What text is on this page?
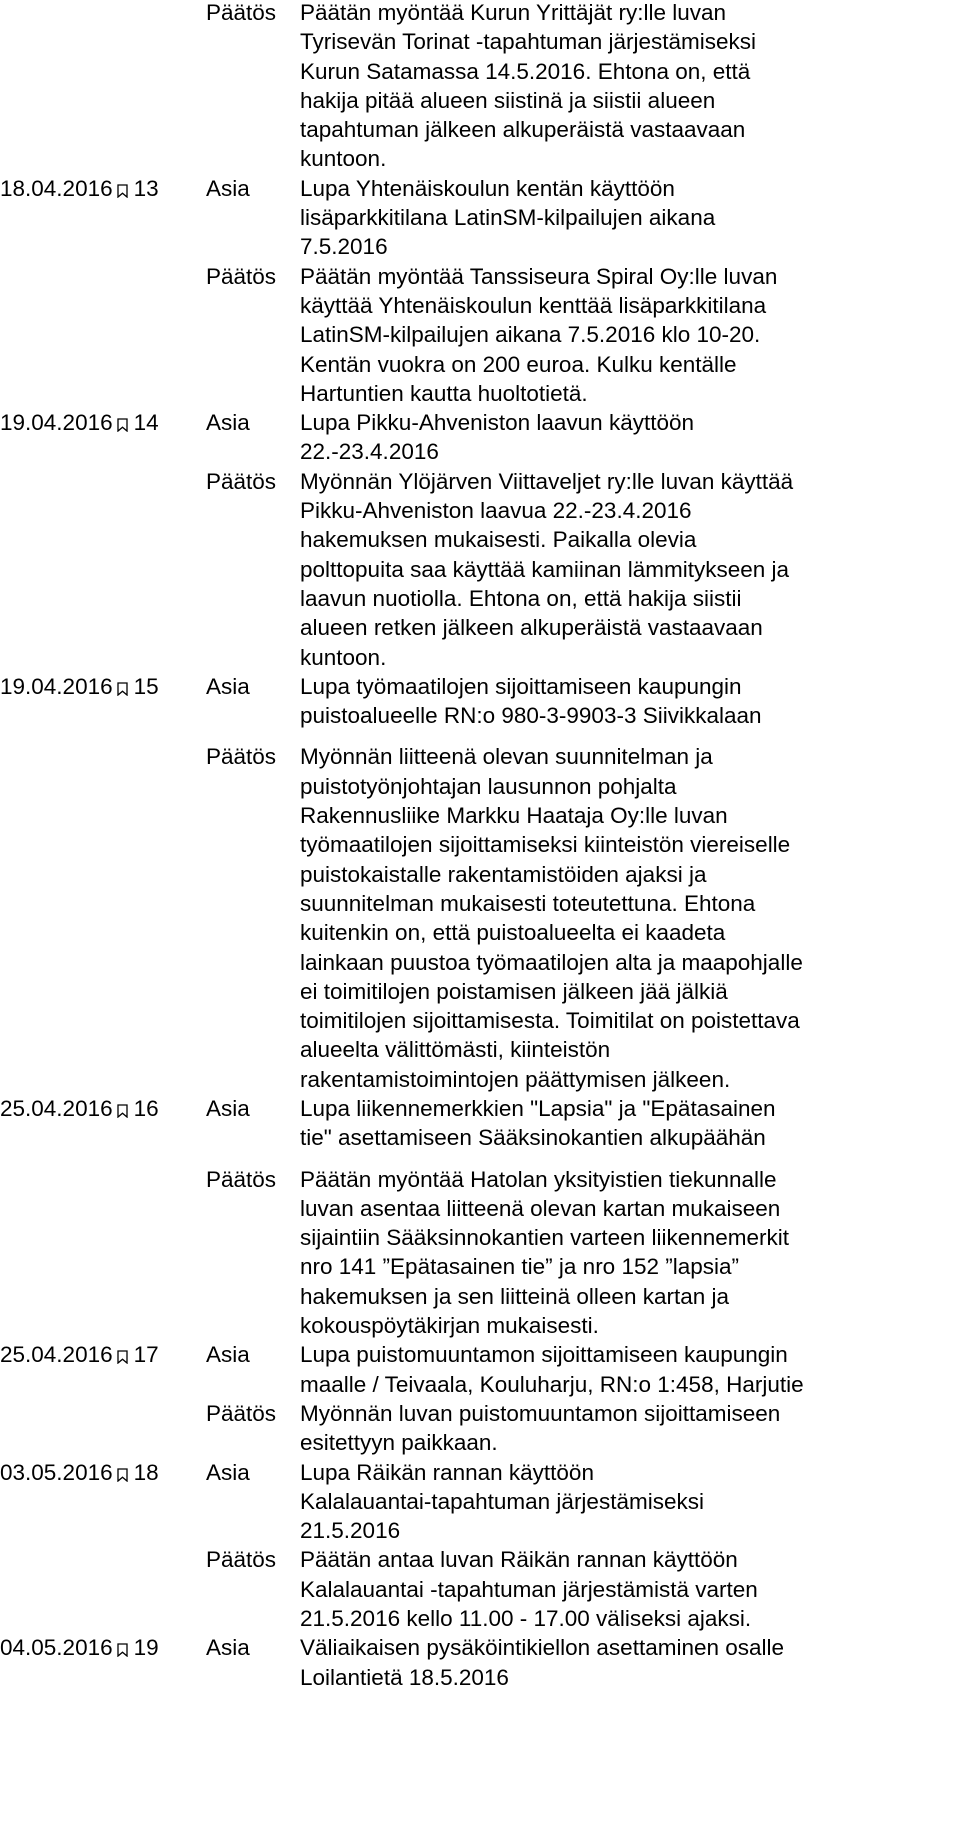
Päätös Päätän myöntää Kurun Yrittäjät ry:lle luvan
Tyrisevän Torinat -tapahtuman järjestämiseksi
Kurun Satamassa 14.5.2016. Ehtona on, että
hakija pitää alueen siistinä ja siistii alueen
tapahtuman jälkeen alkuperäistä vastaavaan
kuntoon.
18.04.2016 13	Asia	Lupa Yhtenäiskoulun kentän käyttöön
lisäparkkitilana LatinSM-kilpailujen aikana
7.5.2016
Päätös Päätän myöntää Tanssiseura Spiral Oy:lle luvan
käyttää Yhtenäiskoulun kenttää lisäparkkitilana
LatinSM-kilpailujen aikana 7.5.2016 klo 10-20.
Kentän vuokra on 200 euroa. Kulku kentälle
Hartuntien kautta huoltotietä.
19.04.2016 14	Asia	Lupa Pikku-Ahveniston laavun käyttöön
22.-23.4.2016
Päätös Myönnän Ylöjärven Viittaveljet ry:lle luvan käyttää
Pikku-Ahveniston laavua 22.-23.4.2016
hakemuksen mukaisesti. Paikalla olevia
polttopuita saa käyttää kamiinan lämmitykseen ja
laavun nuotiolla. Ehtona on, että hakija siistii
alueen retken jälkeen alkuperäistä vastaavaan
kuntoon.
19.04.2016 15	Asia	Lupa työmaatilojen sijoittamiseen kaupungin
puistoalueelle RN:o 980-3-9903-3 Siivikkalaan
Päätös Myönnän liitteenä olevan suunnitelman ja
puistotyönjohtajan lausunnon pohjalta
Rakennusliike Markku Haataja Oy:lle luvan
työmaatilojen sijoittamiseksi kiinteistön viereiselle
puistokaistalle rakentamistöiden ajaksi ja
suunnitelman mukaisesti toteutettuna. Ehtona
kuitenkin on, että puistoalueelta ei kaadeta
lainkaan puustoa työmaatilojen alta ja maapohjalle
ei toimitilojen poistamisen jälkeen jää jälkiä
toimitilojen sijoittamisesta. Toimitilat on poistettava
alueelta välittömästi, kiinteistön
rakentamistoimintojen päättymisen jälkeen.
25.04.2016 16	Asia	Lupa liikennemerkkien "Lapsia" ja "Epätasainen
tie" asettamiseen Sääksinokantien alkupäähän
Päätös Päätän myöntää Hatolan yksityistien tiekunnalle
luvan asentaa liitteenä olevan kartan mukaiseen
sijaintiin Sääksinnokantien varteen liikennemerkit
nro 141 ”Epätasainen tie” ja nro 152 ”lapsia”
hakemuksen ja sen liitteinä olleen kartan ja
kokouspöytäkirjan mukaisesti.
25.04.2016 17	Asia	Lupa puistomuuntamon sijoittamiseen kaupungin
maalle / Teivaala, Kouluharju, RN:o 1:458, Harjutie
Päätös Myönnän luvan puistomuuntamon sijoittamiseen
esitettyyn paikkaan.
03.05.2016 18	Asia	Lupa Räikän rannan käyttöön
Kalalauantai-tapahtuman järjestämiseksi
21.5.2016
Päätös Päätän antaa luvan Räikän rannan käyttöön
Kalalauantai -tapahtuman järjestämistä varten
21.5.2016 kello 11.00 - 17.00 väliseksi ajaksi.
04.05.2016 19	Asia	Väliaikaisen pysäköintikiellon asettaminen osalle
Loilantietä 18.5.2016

----------

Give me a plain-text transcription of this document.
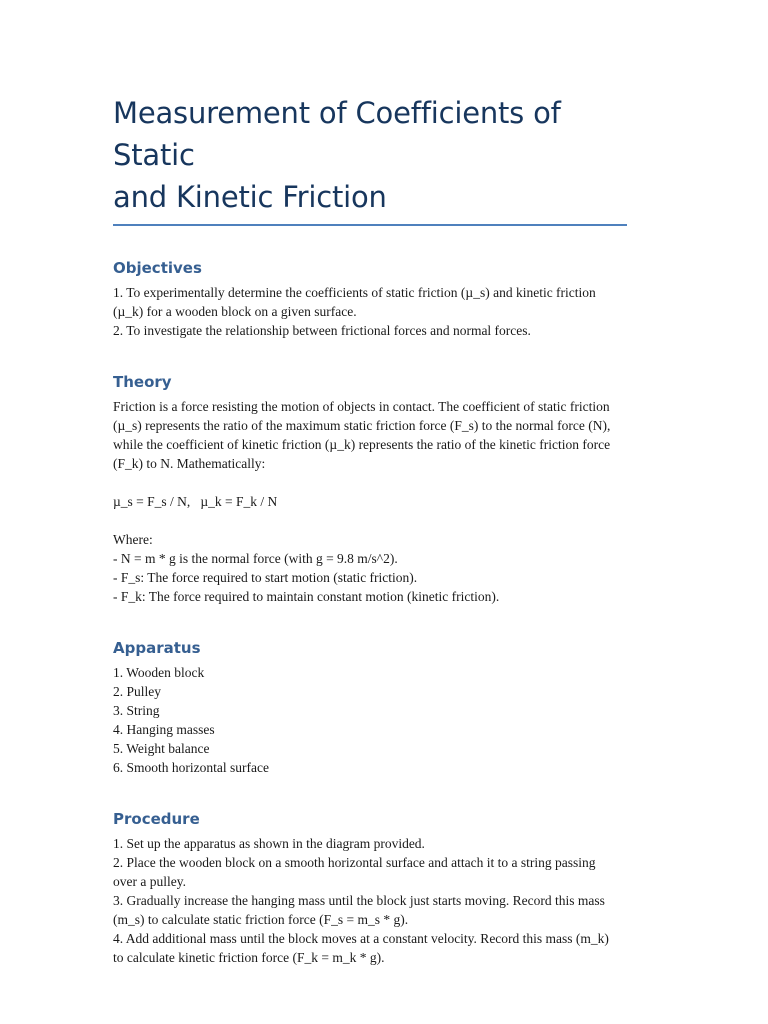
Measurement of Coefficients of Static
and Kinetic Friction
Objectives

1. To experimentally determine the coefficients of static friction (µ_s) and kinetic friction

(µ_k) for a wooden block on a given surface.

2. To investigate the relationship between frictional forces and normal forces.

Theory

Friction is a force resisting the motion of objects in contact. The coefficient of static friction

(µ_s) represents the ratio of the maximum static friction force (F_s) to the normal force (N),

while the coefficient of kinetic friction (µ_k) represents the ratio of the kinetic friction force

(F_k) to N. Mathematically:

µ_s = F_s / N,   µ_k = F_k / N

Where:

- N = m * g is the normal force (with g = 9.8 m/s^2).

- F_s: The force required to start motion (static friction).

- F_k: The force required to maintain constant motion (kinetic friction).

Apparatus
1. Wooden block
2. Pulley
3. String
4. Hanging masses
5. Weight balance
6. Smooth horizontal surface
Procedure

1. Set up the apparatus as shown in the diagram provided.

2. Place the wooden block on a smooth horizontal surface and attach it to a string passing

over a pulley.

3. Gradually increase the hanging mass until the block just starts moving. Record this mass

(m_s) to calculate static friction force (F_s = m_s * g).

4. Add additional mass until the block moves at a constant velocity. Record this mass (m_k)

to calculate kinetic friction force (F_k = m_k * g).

----------

*Your objective:*
Consider the entries above and return each line with the string "puistomuuntamon".

*Final result:*
25.04.2016 17	Asia	Lupa puistomuuntamon sijoittamiseen kaupungin
Päätös Myönnän luvan puistomuuntamon sijoittamiseen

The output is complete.